▸ **Record excerpts**:
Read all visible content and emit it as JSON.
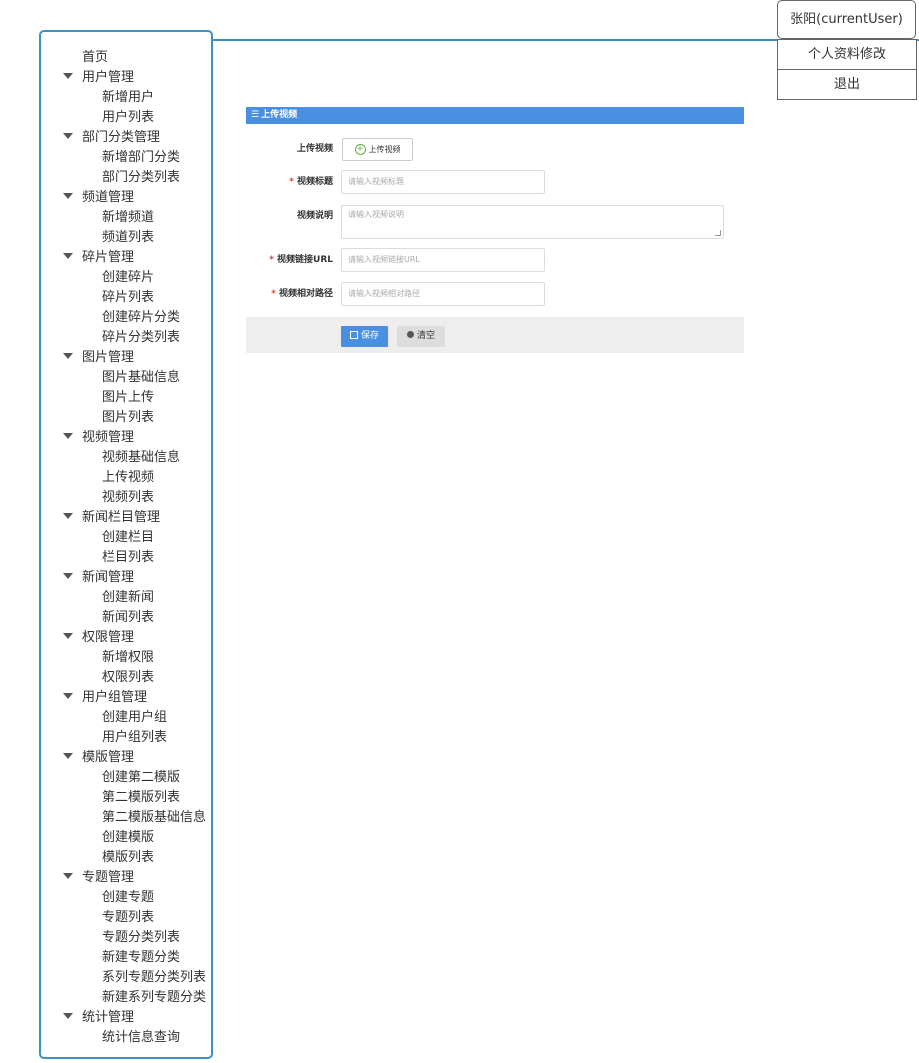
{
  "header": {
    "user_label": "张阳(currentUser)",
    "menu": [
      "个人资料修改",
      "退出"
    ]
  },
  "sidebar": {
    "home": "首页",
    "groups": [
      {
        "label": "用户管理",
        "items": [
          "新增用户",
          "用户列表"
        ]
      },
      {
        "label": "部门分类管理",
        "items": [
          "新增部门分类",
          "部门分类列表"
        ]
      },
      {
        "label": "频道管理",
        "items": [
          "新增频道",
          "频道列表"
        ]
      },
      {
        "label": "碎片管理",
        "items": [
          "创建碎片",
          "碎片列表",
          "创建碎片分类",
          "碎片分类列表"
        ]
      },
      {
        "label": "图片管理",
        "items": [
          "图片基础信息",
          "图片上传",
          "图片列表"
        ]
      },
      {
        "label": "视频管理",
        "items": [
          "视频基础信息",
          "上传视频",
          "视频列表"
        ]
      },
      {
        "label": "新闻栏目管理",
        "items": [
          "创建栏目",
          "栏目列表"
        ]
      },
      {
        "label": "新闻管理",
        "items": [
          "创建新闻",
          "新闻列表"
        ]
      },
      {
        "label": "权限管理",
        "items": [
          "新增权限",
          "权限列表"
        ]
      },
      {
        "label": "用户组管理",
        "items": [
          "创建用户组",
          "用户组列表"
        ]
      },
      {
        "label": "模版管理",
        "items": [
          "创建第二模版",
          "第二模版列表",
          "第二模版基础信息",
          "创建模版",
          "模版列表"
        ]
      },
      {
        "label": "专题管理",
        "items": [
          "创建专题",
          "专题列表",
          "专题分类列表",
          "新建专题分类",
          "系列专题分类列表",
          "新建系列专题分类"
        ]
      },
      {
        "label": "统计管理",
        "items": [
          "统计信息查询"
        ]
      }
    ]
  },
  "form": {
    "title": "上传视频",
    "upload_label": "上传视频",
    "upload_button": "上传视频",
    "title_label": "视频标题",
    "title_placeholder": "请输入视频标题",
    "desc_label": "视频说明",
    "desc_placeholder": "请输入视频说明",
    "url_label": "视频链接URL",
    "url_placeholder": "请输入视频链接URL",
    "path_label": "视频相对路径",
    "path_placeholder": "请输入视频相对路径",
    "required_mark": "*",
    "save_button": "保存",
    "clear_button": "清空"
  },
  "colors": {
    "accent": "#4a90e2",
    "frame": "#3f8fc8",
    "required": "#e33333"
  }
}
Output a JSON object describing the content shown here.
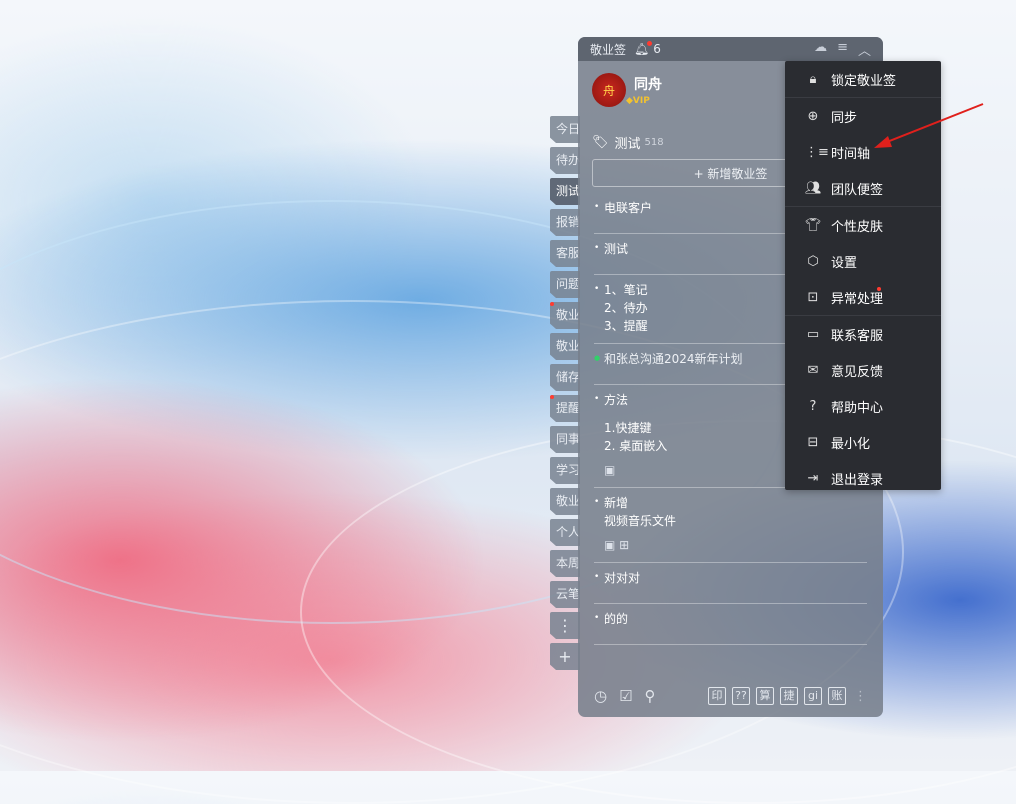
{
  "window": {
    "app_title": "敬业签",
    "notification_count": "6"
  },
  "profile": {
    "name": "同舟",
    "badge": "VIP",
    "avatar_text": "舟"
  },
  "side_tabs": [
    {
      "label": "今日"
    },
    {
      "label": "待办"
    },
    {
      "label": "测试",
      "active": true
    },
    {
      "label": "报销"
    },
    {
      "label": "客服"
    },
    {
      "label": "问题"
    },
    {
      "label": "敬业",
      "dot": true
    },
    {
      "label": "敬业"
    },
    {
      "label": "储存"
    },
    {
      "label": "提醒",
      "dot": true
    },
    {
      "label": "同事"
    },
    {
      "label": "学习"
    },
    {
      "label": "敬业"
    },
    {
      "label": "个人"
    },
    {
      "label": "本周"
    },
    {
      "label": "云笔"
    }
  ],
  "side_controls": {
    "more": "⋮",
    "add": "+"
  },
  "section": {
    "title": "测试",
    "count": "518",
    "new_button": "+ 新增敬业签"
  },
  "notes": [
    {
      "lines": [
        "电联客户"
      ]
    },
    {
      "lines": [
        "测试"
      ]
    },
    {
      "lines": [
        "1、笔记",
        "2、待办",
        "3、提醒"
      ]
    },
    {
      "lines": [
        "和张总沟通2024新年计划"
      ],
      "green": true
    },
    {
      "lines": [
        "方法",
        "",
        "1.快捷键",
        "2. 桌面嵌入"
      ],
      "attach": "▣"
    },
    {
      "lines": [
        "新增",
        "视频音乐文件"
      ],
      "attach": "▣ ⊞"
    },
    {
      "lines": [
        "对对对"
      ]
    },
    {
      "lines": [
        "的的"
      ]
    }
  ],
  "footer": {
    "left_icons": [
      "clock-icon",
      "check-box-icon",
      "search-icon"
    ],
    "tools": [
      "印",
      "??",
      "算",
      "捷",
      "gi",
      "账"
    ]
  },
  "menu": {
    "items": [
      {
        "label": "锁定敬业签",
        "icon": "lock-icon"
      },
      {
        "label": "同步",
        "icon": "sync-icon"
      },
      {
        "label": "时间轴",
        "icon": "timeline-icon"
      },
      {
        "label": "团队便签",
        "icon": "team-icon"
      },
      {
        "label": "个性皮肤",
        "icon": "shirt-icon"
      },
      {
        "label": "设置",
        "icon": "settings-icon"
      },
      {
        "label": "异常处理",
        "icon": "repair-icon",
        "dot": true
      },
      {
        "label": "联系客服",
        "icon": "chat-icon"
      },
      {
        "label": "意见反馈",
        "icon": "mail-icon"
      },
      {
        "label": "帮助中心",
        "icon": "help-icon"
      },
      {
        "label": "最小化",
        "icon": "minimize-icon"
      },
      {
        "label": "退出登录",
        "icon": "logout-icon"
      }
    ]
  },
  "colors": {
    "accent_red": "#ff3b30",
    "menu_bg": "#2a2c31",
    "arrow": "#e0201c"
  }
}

---

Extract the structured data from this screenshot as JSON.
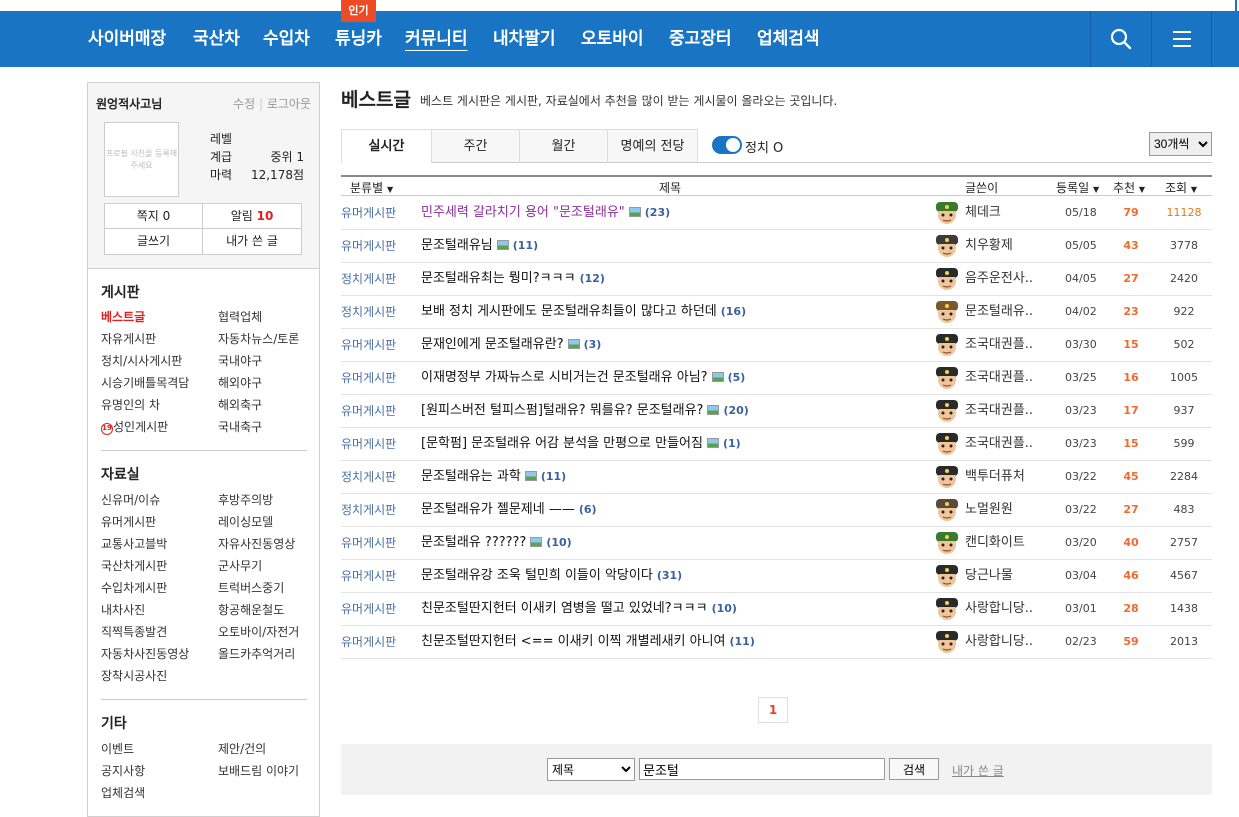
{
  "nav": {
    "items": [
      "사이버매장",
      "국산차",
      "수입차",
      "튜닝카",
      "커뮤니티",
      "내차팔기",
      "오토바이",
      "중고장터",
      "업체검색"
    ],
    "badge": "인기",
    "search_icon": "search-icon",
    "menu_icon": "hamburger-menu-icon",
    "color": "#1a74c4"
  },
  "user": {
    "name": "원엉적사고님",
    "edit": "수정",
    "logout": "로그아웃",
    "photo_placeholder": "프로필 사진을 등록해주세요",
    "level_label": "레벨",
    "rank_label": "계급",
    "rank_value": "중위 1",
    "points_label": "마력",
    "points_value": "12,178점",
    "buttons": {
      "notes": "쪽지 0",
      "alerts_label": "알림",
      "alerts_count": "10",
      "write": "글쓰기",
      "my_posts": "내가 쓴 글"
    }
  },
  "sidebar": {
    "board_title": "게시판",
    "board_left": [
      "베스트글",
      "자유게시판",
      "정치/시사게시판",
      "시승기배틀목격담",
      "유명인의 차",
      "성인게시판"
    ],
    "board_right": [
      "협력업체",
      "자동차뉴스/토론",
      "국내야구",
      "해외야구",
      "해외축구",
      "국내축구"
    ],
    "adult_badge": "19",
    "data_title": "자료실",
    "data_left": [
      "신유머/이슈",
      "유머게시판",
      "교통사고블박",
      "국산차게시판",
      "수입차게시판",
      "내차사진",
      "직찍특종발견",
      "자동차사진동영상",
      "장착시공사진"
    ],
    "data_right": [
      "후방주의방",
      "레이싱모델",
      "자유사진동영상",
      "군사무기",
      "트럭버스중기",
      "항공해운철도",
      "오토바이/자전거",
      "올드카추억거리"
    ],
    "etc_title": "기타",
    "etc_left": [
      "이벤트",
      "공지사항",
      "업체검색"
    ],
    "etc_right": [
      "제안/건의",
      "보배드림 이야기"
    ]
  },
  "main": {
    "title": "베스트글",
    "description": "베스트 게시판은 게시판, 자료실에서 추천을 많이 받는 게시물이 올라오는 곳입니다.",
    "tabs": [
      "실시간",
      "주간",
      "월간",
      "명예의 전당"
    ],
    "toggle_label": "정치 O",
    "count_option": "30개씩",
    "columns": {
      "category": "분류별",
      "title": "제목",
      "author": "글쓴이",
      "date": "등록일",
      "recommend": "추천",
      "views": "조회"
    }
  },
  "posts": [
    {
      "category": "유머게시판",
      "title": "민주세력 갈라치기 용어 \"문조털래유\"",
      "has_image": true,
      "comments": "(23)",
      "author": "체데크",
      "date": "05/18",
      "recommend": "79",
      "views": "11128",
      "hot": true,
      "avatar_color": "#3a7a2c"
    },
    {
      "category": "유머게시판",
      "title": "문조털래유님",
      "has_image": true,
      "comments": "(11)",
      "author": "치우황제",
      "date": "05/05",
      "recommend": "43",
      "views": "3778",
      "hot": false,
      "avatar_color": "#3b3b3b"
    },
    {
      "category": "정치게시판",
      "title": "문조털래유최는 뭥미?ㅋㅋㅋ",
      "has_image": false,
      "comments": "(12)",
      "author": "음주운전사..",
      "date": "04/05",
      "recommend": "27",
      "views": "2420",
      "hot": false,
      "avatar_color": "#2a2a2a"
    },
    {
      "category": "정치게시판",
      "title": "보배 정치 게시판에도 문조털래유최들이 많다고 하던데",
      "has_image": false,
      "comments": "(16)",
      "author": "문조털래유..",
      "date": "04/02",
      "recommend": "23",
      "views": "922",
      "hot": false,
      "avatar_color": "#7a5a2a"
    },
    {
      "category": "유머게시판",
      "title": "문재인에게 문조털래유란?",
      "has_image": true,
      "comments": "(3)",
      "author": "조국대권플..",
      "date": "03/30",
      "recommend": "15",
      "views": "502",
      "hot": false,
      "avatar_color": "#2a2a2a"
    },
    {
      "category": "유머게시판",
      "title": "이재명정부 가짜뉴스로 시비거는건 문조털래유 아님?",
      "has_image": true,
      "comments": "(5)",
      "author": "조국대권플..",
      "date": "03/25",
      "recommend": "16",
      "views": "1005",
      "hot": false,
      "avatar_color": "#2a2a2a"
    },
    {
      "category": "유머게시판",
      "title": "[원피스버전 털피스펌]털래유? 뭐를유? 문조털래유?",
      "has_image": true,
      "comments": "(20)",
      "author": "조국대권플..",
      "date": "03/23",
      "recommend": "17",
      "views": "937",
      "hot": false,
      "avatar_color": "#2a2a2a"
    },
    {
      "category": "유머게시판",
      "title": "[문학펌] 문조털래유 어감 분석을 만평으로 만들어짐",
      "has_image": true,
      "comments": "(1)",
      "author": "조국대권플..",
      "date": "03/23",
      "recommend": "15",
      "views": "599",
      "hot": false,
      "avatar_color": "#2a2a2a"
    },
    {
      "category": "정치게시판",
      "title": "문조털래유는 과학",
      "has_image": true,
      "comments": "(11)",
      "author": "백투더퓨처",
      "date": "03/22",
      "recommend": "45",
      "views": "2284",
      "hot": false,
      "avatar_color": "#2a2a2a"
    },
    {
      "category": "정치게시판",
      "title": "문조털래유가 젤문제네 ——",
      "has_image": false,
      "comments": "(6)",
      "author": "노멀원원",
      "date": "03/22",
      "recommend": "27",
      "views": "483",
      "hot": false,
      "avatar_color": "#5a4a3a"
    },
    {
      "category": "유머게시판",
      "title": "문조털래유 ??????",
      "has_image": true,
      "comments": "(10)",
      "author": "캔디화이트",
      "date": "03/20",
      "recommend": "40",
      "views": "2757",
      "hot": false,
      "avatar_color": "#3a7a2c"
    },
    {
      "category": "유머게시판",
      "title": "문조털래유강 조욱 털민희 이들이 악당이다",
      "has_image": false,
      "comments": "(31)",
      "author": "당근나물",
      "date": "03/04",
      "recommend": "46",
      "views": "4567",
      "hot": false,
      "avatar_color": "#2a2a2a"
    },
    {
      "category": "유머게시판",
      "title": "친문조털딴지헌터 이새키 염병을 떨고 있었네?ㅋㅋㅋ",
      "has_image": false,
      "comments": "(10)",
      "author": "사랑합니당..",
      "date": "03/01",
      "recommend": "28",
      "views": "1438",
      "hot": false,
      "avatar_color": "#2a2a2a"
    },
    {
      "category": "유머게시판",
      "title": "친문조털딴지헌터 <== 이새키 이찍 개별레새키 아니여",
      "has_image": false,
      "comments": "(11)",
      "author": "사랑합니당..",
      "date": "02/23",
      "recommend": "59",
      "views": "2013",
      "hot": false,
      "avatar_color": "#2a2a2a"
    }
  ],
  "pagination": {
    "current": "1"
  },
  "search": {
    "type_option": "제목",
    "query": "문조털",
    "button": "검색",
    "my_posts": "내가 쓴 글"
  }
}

▸ **Work to do**: From the entries above, extract each line containing "上传视频".

▸ **Written reply**:
          "上传视频",
    "title": "上传视频",
    "upload_label": "上传视频",
    "upload_button": "上传视频",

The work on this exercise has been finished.